Record set:
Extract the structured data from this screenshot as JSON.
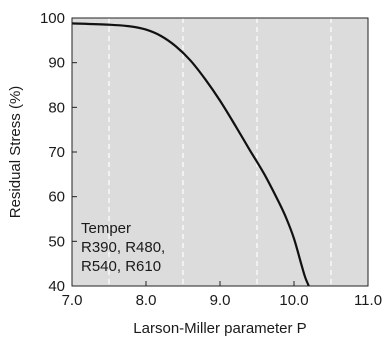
{
  "chart_data": {
    "type": "line",
    "xlabel": "Larson-Miller parameter P",
    "ylabel": "Residual Stress (%)",
    "xlim": [
      7.0,
      11.0
    ],
    "ylim": [
      40,
      100
    ],
    "xticks": [
      "7.0",
      "8.0",
      "9.0",
      "10.0",
      "11.0"
    ],
    "yticks": [
      "40",
      "50",
      "60",
      "70",
      "80",
      "90",
      "100"
    ],
    "minor_x_gridlines": [
      7.5,
      8.5,
      9.5,
      10.5
    ],
    "grid": "vertical dashed white at half-units",
    "background": "#dcdcdc",
    "line_color": "#111111",
    "annotation": {
      "title": "Temper",
      "lines": [
        "R390, R480,",
        "R540, R610"
      ]
    },
    "series": [
      {
        "x": [
          7.0,
          7.5,
          7.8,
          8.0,
          8.2,
          8.4,
          8.6,
          8.8,
          9.0,
          9.2,
          9.4,
          9.6,
          9.8,
          9.9,
          10.0,
          10.1,
          10.15,
          10.2
        ],
        "y": [
          98.8,
          98.5,
          98.1,
          97.4,
          96.0,
          93.7,
          90.5,
          86.3,
          81.5,
          76.1,
          70.5,
          65.0,
          58.6,
          55.0,
          50.6,
          44.8,
          42.0,
          40.0
        ]
      }
    ]
  }
}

Problem description: From the material above, reproduce everything verbatim except the pictures.

Finished exercise:
Extract the structured data from this screenshot as JSON.
{
  "chart_data": {
    "type": "line",
    "xlabel": "Larson-Miller parameter P",
    "ylabel": "Residual Stress (%)",
    "xlim": [
      7.0,
      11.0
    ],
    "ylim": [
      40,
      100
    ],
    "xticks": [
      "7.0",
      "8.0",
      "9.0",
      "10.0",
      "11.0"
    ],
    "yticks": [
      "40",
      "50",
      "60",
      "70",
      "80",
      "90",
      "100"
    ],
    "minor_x_gridlines": [
      7.5,
      8.5,
      9.5,
      10.5
    ],
    "grid": "vertical dashed white at half-units",
    "background": "#dcdcdc",
    "line_color": "#111111",
    "annotation": {
      "title": "Temper",
      "lines": [
        "R390, R480,",
        "R540, R610"
      ]
    },
    "series": [
      {
        "x": [
          7.0,
          7.5,
          7.8,
          8.0,
          8.2,
          8.4,
          8.6,
          8.8,
          9.0,
          9.2,
          9.4,
          9.6,
          9.8,
          9.9,
          10.0,
          10.1,
          10.15,
          10.2
        ],
        "y": [
          98.8,
          98.5,
          98.1,
          97.4,
          96.0,
          93.7,
          90.5,
          86.3,
          81.5,
          76.1,
          70.5,
          65.0,
          58.6,
          55.0,
          50.6,
          44.8,
          42.0,
          40.0
        ]
      }
    ]
  }
}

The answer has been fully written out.